* Given exercise
Track down the lines that contain "link" and copy them.

* Items
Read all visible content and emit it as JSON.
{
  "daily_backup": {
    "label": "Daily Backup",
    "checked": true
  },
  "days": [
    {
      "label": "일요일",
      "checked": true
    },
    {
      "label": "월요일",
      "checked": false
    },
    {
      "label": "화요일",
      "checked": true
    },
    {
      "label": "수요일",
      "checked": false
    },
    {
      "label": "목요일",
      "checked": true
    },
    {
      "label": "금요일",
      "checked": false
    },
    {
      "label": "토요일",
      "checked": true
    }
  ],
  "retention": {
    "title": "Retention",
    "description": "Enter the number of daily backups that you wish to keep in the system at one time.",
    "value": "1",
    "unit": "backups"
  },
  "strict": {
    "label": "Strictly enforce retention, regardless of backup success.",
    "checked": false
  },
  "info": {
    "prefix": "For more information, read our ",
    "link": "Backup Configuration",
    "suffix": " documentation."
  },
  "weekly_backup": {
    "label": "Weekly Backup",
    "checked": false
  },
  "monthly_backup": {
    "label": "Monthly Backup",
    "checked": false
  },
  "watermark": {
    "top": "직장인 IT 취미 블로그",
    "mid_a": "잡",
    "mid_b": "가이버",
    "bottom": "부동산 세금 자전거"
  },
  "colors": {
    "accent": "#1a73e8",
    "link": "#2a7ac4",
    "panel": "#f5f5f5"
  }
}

* Solution to this problem
    "link": "Backup Configuration",
    "link": "#2a7ac4",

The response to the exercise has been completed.